►

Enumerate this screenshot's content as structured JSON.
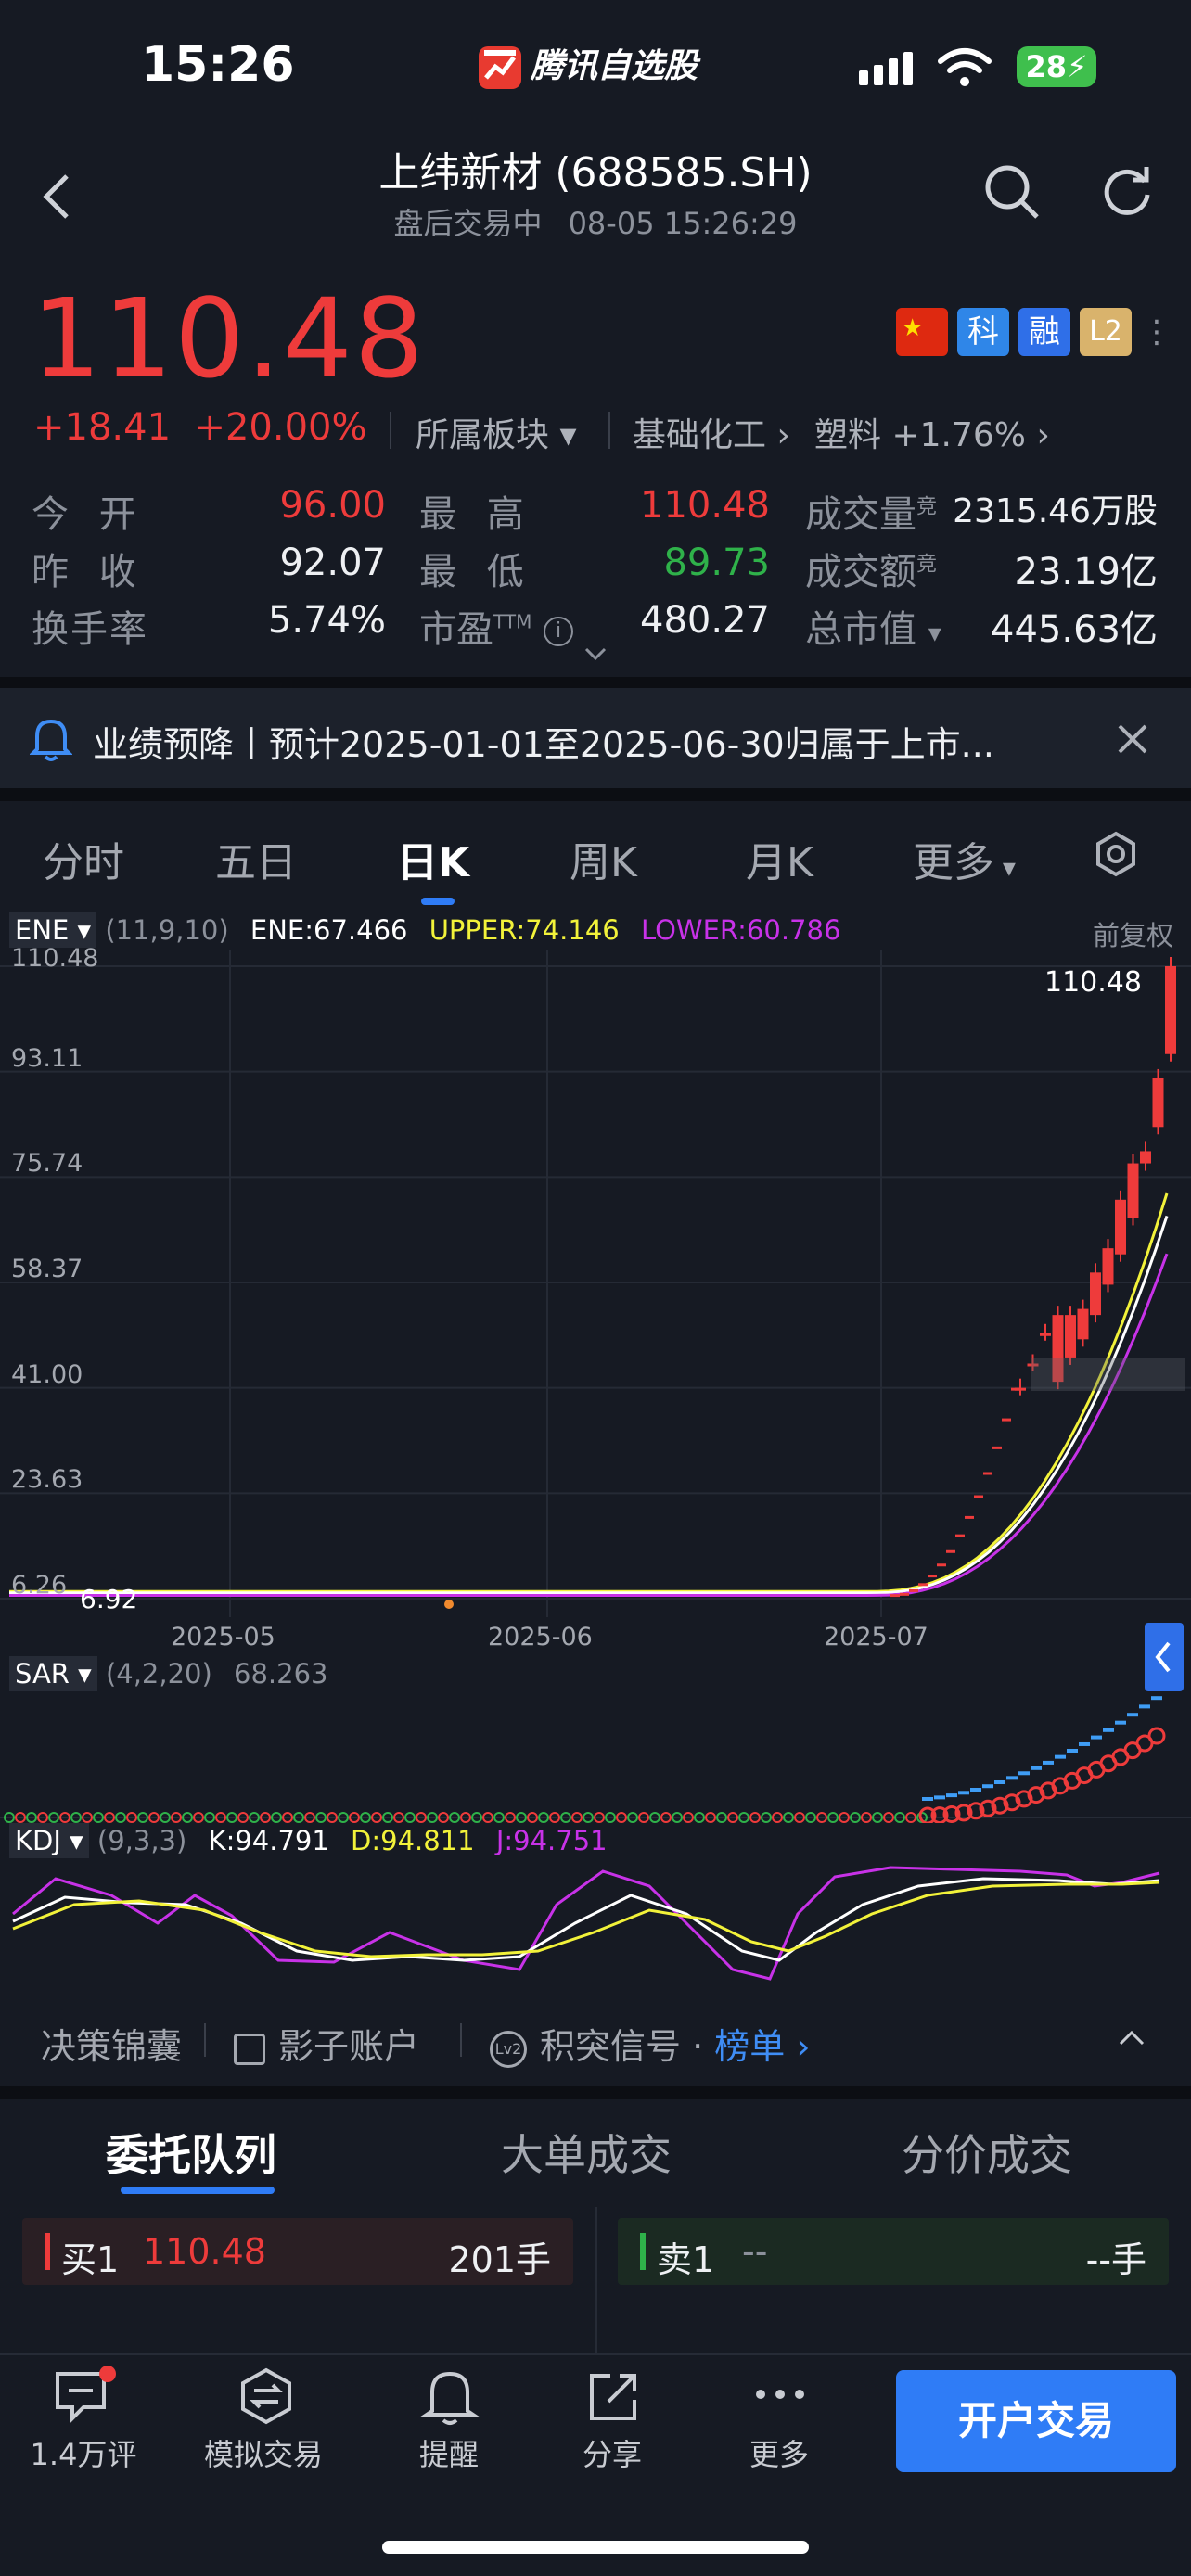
{
  "status": {
    "time": "15:26",
    "app_brand": "腾讯自选股",
    "battery": "28"
  },
  "header": {
    "title": "上纬新材 (688585.SH)",
    "session": "盘后交易中",
    "datetime": "08-05 15:26:29"
  },
  "quote": {
    "price": "110.48",
    "change": "+18.41",
    "change_pct": "+20.00%",
    "sector_label": "所属板块",
    "industry": "基础化工",
    "sub_industry": "塑料",
    "sub_industry_pct": "+1.76%",
    "badges": [
      "科",
      "融",
      "L2"
    ],
    "stats": {
      "open_label": "今 开",
      "open": "96.00",
      "high_label": "最 高",
      "high": "110.48",
      "volume_label": "成交量",
      "volume": "2315.46万股",
      "prev_close_label": "昨 收",
      "prev_close": "92.07",
      "low_label": "最 低",
      "low": "89.73",
      "amount_label": "成交额",
      "amount": "23.19亿",
      "turnover_label": "换手率",
      "turnover": "5.74%",
      "pe_label": "市盈",
      "pe_sup": "TTM",
      "pe": "480.27",
      "mcap_label": "总市值",
      "mcap": "445.63亿",
      "sup_mark": "竞"
    }
  },
  "notice": {
    "text": "业绩预降丨预计2025-01-01至2025-06-30归属于上市..."
  },
  "chart_tabs": [
    "分时",
    "五日",
    "日K",
    "周K",
    "月K",
    "更多"
  ],
  "chart_tab_active": 2,
  "chart_legend": {
    "ene_name": "ENE",
    "ene_params": "(11,9,10)",
    "ene": "ENE:67.466",
    "upper": "UPPER:74.146",
    "lower": "LOWER:60.786",
    "adjust": "前复权",
    "sar_name": "SAR",
    "sar_params": "(4,2,20)",
    "sar": "68.263",
    "kdj_name": "KDJ",
    "kdj_params": "(9,3,3)",
    "k": "K:94.791",
    "d": "D:94.811",
    "j": "J:94.751"
  },
  "chart_data": {
    "type": "candlestick",
    "y_ticks": [
      "110.48",
      "93.11",
      "75.74",
      "58.37",
      "41.00",
      "23.63",
      "6.26"
    ],
    "x_ticks": [
      "2025-05",
      "2025-06",
      "2025-07"
    ],
    "high_label": "110.48",
    "low_label": "6.92",
    "ylim": [
      6.26,
      110.48
    ],
    "candles": [
      {
        "o": 41,
        "c": 41
      },
      {
        "o": 45,
        "c": 45
      },
      {
        "o": 50,
        "c": 50
      },
      {
        "o": 42,
        "c": 53
      },
      {
        "o": 46,
        "c": 53
      },
      {
        "o": 49,
        "c": 54
      },
      {
        "o": 53,
        "c": 60
      },
      {
        "o": 58,
        "c": 64
      },
      {
        "o": 63,
        "c": 72
      },
      {
        "o": 69,
        "c": 78
      },
      {
        "o": 78,
        "c": 80
      },
      {
        "o": 84,
        "c": 92
      },
      {
        "o": 96,
        "c": 110.48
      }
    ],
    "colors": {
      "up": "#ee3b3b",
      "down": "#2fb24a",
      "ene": "#ffffff",
      "upper": "#f2f23a",
      "lower": "#c832e8"
    }
  },
  "tools": {
    "item1": "决策锦囊",
    "item2": "影子账户",
    "item3": "积突信号",
    "item3_link": "榜单"
  },
  "queue_tabs": [
    "委托队列",
    "大单成交",
    "分价成交"
  ],
  "order_book": {
    "bid_label": "买1",
    "bid_price": "110.48",
    "bid_qty": "201手",
    "ask_label": "卖1",
    "ask_price": "--",
    "ask_qty": "--手"
  },
  "bottom_nav": [
    {
      "label": "1.4万评",
      "icon": "comment-icon"
    },
    {
      "label": "模拟交易",
      "icon": "exchange-icon"
    },
    {
      "label": "提醒",
      "icon": "bell-icon"
    },
    {
      "label": "分享",
      "icon": "share-icon"
    },
    {
      "label": "更多",
      "icon": "more-icon"
    }
  ],
  "cta": "开户交易"
}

◄

* _Description of the task_: Pictures don't belong in the copy. Transcribe every record exactly as it appears.

* _Answer for the task_:
Enumerate this screenshot's content as structured JSON.
{
  "status": {
    "time": "15:26",
    "app_brand": "腾讯自选股",
    "battery": "28"
  },
  "header": {
    "title": "上纬新材 (688585.SH)",
    "session": "盘后交易中",
    "datetime": "08-05 15:26:29"
  },
  "quote": {
    "price": "110.48",
    "change": "+18.41",
    "change_pct": "+20.00%",
    "sector_label": "所属板块",
    "industry": "基础化工",
    "sub_industry": "塑料",
    "sub_industry_pct": "+1.76%",
    "badges": [
      "科",
      "融",
      "L2"
    ],
    "stats": {
      "open_label": "今 开",
      "open": "96.00",
      "high_label": "最 高",
      "high": "110.48",
      "volume_label": "成交量",
      "volume": "2315.46万股",
      "prev_close_label": "昨 收",
      "prev_close": "92.07",
      "low_label": "最 低",
      "low": "89.73",
      "amount_label": "成交额",
      "amount": "23.19亿",
      "turnover_label": "换手率",
      "turnover": "5.74%",
      "pe_label": "市盈",
      "pe_sup": "TTM",
      "pe": "480.27",
      "mcap_label": "总市值",
      "mcap": "445.63亿",
      "sup_mark": "竞"
    }
  },
  "notice": {
    "text": "业绩预降丨预计2025-01-01至2025-06-30归属于上市..."
  },
  "chart_tabs": [
    "分时",
    "五日",
    "日K",
    "周K",
    "月K",
    "更多"
  ],
  "chart_tab_active": 2,
  "chart_legend": {
    "ene_name": "ENE",
    "ene_params": "(11,9,10)",
    "ene": "ENE:67.466",
    "upper": "UPPER:74.146",
    "lower": "LOWER:60.786",
    "adjust": "前复权",
    "sar_name": "SAR",
    "sar_params": "(4,2,20)",
    "sar": "68.263",
    "kdj_name": "KDJ",
    "kdj_params": "(9,3,3)",
    "k": "K:94.791",
    "d": "D:94.811",
    "j": "J:94.751"
  },
  "chart_data": {
    "type": "candlestick",
    "y_ticks": [
      "110.48",
      "93.11",
      "75.74",
      "58.37",
      "41.00",
      "23.63",
      "6.26"
    ],
    "x_ticks": [
      "2025-05",
      "2025-06",
      "2025-07"
    ],
    "high_label": "110.48",
    "low_label": "6.92",
    "ylim": [
      6.26,
      110.48
    ],
    "candles": [
      {
        "o": 41,
        "c": 41
      },
      {
        "o": 45,
        "c": 45
      },
      {
        "o": 50,
        "c": 50
      },
      {
        "o": 42,
        "c": 53
      },
      {
        "o": 46,
        "c": 53
      },
      {
        "o": 49,
        "c": 54
      },
      {
        "o": 53,
        "c": 60
      },
      {
        "o": 58,
        "c": 64
      },
      {
        "o": 63,
        "c": 72
      },
      {
        "o": 69,
        "c": 78
      },
      {
        "o": 78,
        "c": 80
      },
      {
        "o": 84,
        "c": 92
      },
      {
        "o": 96,
        "c": 110.48
      }
    ],
    "colors": {
      "up": "#ee3b3b",
      "down": "#2fb24a",
      "ene": "#ffffff",
      "upper": "#f2f23a",
      "lower": "#c832e8"
    }
  },
  "tools": {
    "item1": "决策锦囊",
    "item2": "影子账户",
    "item3": "积突信号",
    "item3_link": "榜单"
  },
  "queue_tabs": [
    "委托队列",
    "大单成交",
    "分价成交"
  ],
  "order_book": {
    "bid_label": "买1",
    "bid_price": "110.48",
    "bid_qty": "201手",
    "ask_label": "卖1",
    "ask_price": "--",
    "ask_qty": "--手"
  },
  "bottom_nav": [
    {
      "label": "1.4万评",
      "icon": "comment-icon"
    },
    {
      "label": "模拟交易",
      "icon": "exchange-icon"
    },
    {
      "label": "提醒",
      "icon": "bell-icon"
    },
    {
      "label": "分享",
      "icon": "share-icon"
    },
    {
      "label": "更多",
      "icon": "more-icon"
    }
  ],
  "cta": "开户交易"
}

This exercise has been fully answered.